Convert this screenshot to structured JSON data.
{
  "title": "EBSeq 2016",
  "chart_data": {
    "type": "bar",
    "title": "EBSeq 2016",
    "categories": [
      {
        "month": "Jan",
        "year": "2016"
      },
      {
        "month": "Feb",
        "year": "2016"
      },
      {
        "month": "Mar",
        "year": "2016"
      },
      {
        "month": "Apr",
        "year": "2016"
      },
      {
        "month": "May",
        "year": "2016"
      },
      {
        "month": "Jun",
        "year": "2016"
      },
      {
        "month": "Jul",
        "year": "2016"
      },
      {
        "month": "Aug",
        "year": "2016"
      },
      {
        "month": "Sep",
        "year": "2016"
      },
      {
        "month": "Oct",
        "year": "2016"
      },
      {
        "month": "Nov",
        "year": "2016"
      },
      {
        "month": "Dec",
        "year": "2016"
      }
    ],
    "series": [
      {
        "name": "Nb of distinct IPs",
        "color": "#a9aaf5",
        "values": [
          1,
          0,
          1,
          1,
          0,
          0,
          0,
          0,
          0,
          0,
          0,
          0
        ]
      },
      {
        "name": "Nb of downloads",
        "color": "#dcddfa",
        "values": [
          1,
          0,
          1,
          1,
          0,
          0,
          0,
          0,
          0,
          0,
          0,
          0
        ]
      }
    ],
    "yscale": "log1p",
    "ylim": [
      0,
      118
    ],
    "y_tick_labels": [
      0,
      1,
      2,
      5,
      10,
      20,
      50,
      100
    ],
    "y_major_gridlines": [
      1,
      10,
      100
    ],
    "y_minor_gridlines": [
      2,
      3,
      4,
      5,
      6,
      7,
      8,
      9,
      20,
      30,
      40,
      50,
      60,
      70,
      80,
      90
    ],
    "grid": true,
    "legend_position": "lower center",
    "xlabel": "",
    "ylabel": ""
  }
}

• [WHAT IS ASKED]
Retype every entry word for word.

• [THE ANSWER]
Convert this screenshot to structured JSON data.
{
  "title": "EBSeq 2016",
  "chart_data": {
    "type": "bar",
    "title": "EBSeq 2016",
    "categories": [
      {
        "month": "Jan",
        "year": "2016"
      },
      {
        "month": "Feb",
        "year": "2016"
      },
      {
        "month": "Mar",
        "year": "2016"
      },
      {
        "month": "Apr",
        "year": "2016"
      },
      {
        "month": "May",
        "year": "2016"
      },
      {
        "month": "Jun",
        "year": "2016"
      },
      {
        "month": "Jul",
        "year": "2016"
      },
      {
        "month": "Aug",
        "year": "2016"
      },
      {
        "month": "Sep",
        "year": "2016"
      },
      {
        "month": "Oct",
        "year": "2016"
      },
      {
        "month": "Nov",
        "year": "2016"
      },
      {
        "month": "Dec",
        "year": "2016"
      }
    ],
    "series": [
      {
        "name": "Nb of distinct IPs",
        "color": "#a9aaf5",
        "values": [
          1,
          0,
          1,
          1,
          0,
          0,
          0,
          0,
          0,
          0,
          0,
          0
        ]
      },
      {
        "name": "Nb of downloads",
        "color": "#dcddfa",
        "values": [
          1,
          0,
          1,
          1,
          0,
          0,
          0,
          0,
          0,
          0,
          0,
          0
        ]
      }
    ],
    "yscale": "log1p",
    "ylim": [
      0,
      118
    ],
    "y_tick_labels": [
      0,
      1,
      2,
      5,
      10,
      20,
      50,
      100
    ],
    "y_major_gridlines": [
      1,
      10,
      100
    ],
    "y_minor_gridlines": [
      2,
      3,
      4,
      5,
      6,
      7,
      8,
      9,
      20,
      30,
      40,
      50,
      60,
      70,
      80,
      90
    ],
    "grid": true,
    "legend_position": "lower center",
    "xlabel": "",
    "ylabel": ""
  }
}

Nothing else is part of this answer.